Directions for this task:
Pull out every line with the word "Camping" from the entries below.

Dataset rows:
_____

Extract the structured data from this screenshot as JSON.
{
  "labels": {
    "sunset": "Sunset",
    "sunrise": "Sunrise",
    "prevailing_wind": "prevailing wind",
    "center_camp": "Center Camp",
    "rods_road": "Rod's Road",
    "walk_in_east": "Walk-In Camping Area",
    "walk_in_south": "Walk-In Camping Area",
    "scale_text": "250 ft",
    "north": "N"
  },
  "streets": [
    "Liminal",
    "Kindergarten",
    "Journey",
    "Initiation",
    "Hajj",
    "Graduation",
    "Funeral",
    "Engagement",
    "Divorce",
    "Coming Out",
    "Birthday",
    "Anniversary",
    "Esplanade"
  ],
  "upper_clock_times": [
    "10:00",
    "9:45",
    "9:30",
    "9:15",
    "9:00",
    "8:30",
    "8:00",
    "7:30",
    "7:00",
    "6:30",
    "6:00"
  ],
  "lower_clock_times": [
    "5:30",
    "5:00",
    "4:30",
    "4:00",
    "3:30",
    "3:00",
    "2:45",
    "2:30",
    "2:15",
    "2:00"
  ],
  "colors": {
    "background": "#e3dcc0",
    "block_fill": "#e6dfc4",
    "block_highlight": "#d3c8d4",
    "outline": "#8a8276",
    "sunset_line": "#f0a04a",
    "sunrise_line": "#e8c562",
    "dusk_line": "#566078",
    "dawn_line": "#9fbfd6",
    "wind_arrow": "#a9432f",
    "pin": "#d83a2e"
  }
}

_____

The output:
    "walk_in_east": "Walk-In Camping Area",
    "walk_in_south": "Walk-In Camping Area",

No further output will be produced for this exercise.